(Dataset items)
__________
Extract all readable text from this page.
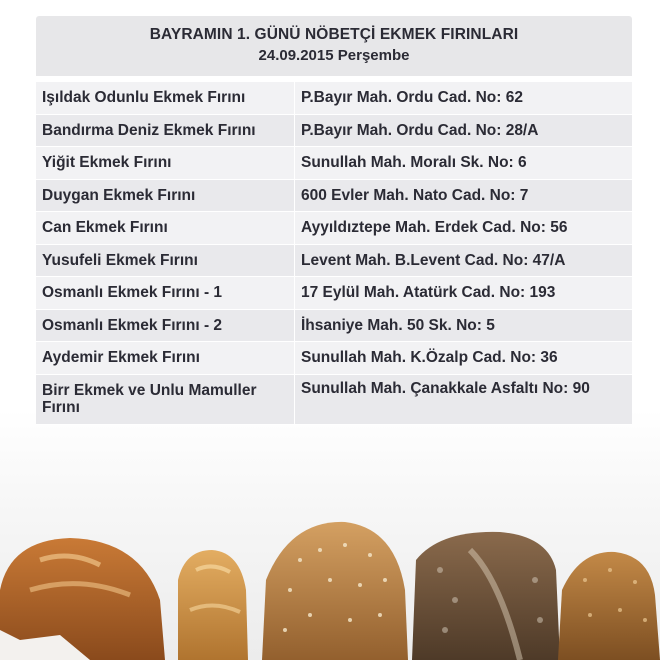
BAYRAMIN 1. GÜNÜ NÖBETÇİ EKMEK FIRINLARI
24.09.2015 Perşembe
Işıldak Odunlu Ekmek Fırını	P.Bayır Mah. Ordu Cad. No: 62
Bandırma Deniz Ekmek Fırını	P.Bayır Mah. Ordu Cad. No: 28/A
Yiğit Ekmek Fırını	Sunullah Mah. Moralı Sk. No: 6
Duygan Ekmek Fırını	600 Evler Mah. Nato Cad. No: 7
Can Ekmek Fırını	Ayyıldıztepe Mah. Erdek Cad. No: 56
Yusufeli Ekmek Fırını	Levent Mah. B.Levent Cad. No: 47/A
Osmanlı Ekmek Fırını - 1	17 Eylül Mah. Atatürk Cad. No: 193
Osmanlı Ekmek Fırını - 2	İhsaniye Mah. 50 Sk. No: 5
Aydemir Ekmek Fırını	Sunullah Mah. K.Özalp Cad. No: 36
Birr Ekmek ve Unlu Mamuller Fırını	Sunullah Mah. Çanakkale Asfaltı No: 90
__________
Exercise aim.
Omit every image. Quote each record exactly.

Solution for this task.
Extract all readable text from this page.
BAYRAMIN 1. GÜNÜ NÖBETÇİ EKMEK FIRINLARI
24.09.2015 Perşembe
Işıldak Odunlu Ekmek Fırını	P.Bayır Mah. Ordu Cad. No: 62
Bandırma Deniz Ekmek Fırını	P.Bayır Mah. Ordu Cad. No: 28/A
Yiğit Ekmek Fırını	Sunullah Mah. Moralı Sk. No: 6
Duygan Ekmek Fırını	600 Evler Mah. Nato Cad. No: 7
Can Ekmek Fırını	Ayyıldıztepe Mah. Erdek Cad. No: 56
Yusufeli Ekmek Fırını	Levent Mah. B.Levent Cad. No: 47/A
Osmanlı Ekmek Fırını - 1	17 Eylül Mah. Atatürk Cad. No: 193
Osmanlı Ekmek Fırını - 2	İhsaniye Mah. 50 Sk. No: 5
Aydemir Ekmek Fırını	Sunullah Mah. K.Özalp Cad. No: 36
Birr Ekmek ve Unlu Mamuller Fırını	Sunullah Mah. Çanakkale Asfaltı No: 90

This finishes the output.